SELECTED EXCERPT:
If you don’t have endstops, then you don’t home the machine.

When you power on the rambo, the origin is the location that the tool is at that moment. When setting up for a job, you’ll first move the tool to the origin you set in cam by: a) manually moving it if the steppers are disabled, b) jogging it with repetier or the LCD controller. The origin in your workpiece is determined by your CAM software, but it’s usually the lower left corner, on the surface of the work, or the dead center of your design, so you can center a design on an existing thing.

When you’ve moved to your new origin, you can set it by either: a) resetting the rambo, which is simple or b) sending a G92 X0 Y0 Z0. Some users have found that some history of the old origin are still present, but I haven’t tracked that down myself.

After all the moving around, if you want to go back to the origin, you can send G01 X0 Y0 Z0 F600. That won’t go back to the place where you started the machine, it will go back to the origin of the work (which probably isn’t a great idea, since the bit will be touching the work at that point.

If you want it to get out of the way and go back to the beginning location, then… Hmmm. IDK how to do that without endstops.

WRITTEN REQUEST:
Print the note on setting a machine origin without endstops word for word, starting with "After all the" and going on through "that without endstops.".

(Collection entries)
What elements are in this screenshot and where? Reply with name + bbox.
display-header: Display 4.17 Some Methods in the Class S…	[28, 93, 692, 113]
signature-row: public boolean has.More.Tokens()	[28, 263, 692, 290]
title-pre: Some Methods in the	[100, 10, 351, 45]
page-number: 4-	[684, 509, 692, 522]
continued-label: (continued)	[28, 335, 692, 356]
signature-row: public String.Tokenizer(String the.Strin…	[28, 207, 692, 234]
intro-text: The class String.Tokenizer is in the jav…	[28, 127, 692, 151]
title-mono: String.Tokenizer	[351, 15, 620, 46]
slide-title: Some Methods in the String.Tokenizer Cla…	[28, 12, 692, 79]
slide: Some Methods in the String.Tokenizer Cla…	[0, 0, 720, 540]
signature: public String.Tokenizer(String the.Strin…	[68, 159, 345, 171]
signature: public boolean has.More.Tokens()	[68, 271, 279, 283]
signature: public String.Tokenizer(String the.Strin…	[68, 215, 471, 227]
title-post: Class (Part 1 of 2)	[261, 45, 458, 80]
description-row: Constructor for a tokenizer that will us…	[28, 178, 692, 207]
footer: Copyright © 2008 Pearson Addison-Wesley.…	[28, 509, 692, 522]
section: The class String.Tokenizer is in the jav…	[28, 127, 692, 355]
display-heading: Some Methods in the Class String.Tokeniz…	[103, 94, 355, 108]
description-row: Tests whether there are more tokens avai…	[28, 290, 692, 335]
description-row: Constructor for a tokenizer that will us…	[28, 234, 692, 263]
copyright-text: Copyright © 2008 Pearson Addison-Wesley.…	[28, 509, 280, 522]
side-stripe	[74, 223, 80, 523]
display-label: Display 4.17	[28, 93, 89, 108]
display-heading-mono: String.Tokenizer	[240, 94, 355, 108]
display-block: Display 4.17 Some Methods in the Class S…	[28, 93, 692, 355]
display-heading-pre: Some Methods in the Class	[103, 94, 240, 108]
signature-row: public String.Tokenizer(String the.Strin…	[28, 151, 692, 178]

FULL SOLUTION:
After all the moving around, if you want to go back to the origin, you can send G01 X0 Y0 Z0 F600. That won’t go back to the place where you started the machine, it will go back to the origin of the work (which probably isn’t a great idea, since the bit will be touching the work at that point.

If you want it to get out of the way and go back to the beginning location, then… Hmmm. IDK how to do that without endstops.